**** Exercise materials ****
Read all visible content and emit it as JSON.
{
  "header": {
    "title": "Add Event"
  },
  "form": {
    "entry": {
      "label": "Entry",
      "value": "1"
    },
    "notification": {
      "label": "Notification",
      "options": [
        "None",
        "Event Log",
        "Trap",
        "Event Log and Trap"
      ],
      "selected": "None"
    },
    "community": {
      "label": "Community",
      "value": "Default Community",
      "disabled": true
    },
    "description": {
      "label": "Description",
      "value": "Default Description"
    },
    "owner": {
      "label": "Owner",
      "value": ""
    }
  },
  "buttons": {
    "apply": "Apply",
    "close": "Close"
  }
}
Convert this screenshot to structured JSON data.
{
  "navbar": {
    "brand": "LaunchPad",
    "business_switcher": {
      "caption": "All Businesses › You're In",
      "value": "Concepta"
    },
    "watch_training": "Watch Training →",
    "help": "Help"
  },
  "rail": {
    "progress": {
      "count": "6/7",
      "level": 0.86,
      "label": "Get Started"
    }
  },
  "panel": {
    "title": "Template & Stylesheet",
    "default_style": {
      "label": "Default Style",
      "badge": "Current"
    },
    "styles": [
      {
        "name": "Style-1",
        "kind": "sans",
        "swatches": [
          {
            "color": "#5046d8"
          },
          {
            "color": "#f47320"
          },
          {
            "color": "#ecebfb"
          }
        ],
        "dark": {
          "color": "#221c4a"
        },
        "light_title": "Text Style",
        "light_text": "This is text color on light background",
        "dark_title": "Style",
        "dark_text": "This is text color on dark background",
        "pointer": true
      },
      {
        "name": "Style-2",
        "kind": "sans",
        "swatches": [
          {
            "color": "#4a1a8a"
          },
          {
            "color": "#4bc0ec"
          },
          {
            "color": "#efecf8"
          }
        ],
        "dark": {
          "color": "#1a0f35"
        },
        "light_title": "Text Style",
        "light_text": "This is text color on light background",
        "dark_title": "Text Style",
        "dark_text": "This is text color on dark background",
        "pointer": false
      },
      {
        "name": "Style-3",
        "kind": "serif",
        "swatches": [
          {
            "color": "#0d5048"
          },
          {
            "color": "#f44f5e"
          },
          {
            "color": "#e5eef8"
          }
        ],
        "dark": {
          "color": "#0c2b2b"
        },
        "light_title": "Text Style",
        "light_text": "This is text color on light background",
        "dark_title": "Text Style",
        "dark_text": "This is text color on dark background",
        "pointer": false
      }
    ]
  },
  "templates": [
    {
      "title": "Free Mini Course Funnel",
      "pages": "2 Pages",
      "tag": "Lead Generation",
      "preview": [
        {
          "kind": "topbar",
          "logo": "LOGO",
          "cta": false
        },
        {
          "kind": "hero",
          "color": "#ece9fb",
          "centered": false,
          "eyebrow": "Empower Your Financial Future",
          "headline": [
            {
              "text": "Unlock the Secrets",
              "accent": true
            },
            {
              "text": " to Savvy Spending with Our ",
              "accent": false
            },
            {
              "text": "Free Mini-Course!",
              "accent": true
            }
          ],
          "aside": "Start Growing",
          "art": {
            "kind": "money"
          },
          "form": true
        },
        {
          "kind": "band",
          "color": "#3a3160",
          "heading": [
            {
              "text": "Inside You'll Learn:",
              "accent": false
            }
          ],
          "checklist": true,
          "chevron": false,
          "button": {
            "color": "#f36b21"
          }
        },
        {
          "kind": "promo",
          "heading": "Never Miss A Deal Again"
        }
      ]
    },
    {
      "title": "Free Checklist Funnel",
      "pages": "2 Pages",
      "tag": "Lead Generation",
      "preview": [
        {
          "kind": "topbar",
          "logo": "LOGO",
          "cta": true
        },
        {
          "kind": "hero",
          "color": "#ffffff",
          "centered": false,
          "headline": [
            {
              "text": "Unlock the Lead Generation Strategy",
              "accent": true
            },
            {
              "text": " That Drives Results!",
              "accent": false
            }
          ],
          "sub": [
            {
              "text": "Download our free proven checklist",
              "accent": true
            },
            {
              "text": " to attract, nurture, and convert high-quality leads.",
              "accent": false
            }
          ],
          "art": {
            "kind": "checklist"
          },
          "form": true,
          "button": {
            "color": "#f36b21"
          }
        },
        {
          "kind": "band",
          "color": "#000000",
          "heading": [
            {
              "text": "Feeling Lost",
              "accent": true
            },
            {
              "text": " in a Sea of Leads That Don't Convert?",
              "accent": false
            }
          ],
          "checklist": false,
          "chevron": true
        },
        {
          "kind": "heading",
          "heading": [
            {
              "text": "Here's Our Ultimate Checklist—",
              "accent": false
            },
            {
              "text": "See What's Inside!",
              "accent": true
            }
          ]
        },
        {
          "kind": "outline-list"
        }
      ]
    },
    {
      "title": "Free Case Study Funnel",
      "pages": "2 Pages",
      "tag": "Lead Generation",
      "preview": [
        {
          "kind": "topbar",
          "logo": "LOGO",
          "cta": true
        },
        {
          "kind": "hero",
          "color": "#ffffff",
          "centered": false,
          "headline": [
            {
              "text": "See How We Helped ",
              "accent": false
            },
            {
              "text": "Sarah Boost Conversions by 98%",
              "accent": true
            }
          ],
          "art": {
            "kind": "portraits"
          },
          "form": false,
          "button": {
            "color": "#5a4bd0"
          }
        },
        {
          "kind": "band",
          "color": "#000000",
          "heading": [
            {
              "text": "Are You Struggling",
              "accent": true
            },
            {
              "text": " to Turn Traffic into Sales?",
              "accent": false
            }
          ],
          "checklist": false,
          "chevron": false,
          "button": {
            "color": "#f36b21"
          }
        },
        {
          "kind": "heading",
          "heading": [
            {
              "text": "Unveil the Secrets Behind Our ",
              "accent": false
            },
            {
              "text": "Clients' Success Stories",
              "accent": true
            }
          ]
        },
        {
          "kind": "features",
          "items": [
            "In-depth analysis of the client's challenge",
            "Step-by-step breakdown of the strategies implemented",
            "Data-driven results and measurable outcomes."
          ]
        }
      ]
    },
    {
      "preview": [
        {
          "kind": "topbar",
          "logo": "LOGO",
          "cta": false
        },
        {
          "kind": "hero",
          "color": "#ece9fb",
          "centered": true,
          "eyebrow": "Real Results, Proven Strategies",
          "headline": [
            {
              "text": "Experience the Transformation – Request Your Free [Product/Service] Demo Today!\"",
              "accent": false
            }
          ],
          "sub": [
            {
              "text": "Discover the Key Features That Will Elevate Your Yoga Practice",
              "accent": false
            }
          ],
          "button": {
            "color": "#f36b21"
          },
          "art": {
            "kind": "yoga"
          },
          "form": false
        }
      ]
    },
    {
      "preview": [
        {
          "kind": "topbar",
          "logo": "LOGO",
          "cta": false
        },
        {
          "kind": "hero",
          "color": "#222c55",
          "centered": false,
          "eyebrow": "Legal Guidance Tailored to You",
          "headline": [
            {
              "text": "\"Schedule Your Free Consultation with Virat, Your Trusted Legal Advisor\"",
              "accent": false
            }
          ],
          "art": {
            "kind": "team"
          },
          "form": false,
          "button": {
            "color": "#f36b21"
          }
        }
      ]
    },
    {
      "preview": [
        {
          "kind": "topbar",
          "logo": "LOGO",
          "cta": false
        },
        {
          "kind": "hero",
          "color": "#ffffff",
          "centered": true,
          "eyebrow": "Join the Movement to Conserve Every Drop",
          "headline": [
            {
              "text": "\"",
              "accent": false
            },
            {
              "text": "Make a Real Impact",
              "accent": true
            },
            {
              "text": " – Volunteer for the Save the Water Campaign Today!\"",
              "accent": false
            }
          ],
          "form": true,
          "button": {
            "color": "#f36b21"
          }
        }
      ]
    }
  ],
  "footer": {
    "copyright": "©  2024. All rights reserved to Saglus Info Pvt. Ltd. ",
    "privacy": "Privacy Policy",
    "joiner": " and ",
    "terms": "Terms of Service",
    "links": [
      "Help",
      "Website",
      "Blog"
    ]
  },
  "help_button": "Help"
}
****
Where a line in the entries holds the word "Today", copy that line.

● Task response
              "text": "Experience the Transformation – Request Your Free [Product/Service] Demo Today!\"",
              "text": " – Volunteer for the Save the Water Campaign Today!\"",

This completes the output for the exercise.